::: RECORDS FOR THE EXERCISE :::

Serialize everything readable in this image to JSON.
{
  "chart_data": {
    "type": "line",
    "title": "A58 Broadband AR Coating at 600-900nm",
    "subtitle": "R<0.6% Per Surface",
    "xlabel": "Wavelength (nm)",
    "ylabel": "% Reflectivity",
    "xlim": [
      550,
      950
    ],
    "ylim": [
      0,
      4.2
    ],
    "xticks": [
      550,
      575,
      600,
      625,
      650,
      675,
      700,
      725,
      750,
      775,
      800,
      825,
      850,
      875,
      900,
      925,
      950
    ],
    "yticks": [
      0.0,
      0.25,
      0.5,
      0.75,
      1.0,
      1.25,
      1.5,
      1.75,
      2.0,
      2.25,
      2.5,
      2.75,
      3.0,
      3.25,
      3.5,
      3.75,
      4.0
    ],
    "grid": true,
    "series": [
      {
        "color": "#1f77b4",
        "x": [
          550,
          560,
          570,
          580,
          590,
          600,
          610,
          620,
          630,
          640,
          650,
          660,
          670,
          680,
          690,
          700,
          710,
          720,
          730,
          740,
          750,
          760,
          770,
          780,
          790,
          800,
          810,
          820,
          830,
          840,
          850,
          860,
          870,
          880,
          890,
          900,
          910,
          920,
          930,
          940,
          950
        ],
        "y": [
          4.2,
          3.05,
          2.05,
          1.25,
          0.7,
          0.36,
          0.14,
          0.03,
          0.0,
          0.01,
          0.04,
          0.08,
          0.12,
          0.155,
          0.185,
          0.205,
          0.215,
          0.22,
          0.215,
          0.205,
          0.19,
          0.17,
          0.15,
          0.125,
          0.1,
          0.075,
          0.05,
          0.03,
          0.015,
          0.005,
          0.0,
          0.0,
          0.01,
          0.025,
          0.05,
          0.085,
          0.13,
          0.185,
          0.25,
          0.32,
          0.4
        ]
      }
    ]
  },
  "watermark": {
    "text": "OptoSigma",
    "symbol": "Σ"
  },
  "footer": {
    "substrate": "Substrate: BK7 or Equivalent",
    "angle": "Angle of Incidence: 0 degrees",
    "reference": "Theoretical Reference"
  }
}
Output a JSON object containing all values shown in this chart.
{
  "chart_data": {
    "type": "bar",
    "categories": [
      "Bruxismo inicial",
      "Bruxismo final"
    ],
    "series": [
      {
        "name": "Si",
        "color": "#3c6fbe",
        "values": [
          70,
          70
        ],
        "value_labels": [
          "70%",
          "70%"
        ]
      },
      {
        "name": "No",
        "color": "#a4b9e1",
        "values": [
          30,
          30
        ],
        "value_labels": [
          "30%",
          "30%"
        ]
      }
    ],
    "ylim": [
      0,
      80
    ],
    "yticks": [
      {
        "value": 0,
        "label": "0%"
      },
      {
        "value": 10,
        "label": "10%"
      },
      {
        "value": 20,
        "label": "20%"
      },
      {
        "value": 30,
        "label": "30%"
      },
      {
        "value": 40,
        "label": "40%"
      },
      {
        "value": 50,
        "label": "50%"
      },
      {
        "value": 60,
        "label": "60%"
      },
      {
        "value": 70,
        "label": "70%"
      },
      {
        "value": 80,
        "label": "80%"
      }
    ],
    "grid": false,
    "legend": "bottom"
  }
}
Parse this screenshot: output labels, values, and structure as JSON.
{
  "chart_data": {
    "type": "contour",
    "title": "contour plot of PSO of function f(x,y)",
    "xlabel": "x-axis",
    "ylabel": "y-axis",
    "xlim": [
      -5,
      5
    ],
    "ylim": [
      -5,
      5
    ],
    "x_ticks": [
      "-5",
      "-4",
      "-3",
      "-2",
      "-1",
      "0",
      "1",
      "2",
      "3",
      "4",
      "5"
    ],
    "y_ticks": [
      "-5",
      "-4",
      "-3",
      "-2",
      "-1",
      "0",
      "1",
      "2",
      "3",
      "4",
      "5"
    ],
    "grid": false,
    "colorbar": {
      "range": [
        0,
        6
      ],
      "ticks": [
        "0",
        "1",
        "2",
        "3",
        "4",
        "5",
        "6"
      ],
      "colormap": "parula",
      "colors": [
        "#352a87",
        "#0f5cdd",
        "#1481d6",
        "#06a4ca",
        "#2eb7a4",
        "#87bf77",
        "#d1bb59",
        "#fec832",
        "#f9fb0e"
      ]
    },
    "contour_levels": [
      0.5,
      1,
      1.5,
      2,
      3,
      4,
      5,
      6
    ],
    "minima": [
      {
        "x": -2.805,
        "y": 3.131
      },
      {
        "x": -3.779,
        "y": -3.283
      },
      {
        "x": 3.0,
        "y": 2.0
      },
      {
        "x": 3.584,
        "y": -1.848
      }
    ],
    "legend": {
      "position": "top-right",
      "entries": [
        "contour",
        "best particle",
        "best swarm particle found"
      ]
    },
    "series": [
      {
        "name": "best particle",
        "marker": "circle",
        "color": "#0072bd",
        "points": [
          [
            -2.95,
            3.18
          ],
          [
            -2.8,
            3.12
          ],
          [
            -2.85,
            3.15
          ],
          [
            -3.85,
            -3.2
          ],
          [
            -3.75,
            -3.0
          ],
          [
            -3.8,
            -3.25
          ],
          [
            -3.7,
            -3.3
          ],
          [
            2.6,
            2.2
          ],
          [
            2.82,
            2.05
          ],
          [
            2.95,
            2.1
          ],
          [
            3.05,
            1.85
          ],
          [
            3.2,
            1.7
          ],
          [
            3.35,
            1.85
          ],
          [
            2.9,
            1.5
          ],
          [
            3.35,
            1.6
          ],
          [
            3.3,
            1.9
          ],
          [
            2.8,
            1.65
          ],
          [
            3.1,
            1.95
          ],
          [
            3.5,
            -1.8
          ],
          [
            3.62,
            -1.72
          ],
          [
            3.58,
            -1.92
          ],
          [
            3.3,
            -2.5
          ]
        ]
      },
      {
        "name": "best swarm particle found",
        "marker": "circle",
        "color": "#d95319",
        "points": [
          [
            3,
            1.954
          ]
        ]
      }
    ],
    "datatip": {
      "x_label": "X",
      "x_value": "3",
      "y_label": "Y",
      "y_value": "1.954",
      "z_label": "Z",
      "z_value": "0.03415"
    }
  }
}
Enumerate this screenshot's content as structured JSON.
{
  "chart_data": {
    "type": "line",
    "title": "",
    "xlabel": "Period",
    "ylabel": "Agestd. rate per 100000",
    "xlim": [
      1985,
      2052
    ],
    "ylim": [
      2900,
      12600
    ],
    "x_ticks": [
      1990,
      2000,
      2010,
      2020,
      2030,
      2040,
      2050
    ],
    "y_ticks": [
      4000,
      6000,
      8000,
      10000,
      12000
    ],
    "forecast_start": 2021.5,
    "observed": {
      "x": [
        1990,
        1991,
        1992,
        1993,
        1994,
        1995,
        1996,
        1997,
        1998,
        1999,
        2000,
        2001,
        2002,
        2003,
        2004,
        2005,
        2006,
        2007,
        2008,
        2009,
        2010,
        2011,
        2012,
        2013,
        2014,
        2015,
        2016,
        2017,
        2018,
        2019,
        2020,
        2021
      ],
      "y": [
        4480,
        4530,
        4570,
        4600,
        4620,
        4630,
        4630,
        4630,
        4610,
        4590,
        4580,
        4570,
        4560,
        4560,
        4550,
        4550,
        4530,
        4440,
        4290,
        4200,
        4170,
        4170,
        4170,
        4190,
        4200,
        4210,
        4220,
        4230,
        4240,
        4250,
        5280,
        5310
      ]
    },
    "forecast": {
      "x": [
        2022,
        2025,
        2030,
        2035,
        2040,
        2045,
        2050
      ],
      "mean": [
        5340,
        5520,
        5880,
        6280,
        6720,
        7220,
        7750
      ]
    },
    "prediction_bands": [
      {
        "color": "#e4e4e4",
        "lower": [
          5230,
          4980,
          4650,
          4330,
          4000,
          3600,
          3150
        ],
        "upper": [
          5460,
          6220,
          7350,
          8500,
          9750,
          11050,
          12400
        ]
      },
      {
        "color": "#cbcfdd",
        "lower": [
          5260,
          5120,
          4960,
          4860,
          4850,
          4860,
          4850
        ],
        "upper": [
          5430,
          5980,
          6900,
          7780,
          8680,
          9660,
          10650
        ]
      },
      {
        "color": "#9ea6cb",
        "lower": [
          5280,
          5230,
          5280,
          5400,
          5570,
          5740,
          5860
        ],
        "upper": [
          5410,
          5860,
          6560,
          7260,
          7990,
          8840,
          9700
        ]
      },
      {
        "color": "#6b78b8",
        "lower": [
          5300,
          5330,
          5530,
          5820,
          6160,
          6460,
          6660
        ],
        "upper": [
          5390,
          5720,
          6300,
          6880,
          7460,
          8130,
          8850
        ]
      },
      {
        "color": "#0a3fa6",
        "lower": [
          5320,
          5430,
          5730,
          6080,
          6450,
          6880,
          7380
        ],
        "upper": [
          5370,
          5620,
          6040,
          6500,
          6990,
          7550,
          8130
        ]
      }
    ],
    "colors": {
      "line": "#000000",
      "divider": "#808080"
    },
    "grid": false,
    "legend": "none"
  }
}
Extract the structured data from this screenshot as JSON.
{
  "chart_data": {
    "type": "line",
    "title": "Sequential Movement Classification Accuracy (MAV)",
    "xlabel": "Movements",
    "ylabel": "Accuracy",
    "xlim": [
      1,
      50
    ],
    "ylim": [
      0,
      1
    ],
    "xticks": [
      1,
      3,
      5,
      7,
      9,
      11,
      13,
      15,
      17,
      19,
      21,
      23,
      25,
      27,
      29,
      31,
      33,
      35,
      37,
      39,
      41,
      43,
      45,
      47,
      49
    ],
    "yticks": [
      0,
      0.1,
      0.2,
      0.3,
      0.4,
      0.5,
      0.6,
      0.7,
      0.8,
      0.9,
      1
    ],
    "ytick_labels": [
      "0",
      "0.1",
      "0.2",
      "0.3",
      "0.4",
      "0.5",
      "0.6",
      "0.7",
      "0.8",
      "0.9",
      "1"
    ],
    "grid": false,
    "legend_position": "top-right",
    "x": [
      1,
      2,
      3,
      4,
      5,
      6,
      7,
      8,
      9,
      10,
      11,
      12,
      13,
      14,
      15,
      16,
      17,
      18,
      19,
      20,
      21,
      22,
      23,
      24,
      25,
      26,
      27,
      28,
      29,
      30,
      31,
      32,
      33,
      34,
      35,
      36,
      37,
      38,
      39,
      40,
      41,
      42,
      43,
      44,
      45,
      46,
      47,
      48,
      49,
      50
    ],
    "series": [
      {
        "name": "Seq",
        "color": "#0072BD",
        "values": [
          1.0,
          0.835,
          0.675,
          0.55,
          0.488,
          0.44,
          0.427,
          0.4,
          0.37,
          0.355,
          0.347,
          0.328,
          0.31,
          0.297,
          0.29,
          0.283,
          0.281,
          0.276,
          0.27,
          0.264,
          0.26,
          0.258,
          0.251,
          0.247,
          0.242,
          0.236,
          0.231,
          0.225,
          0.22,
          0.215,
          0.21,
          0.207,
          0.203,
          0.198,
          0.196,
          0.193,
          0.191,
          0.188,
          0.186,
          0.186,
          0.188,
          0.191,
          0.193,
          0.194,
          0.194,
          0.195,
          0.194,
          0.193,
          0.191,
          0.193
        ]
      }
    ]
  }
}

:::

Return only those lines of the records that contain the string "ylabel".

**CORRECT RESPONSE**
    "ylabel": "% Reflectivity",
    "ylabel": "y-axis",
    "ylabel": "Agestd. rate per 100000",
    "ylabel": "Accuracy",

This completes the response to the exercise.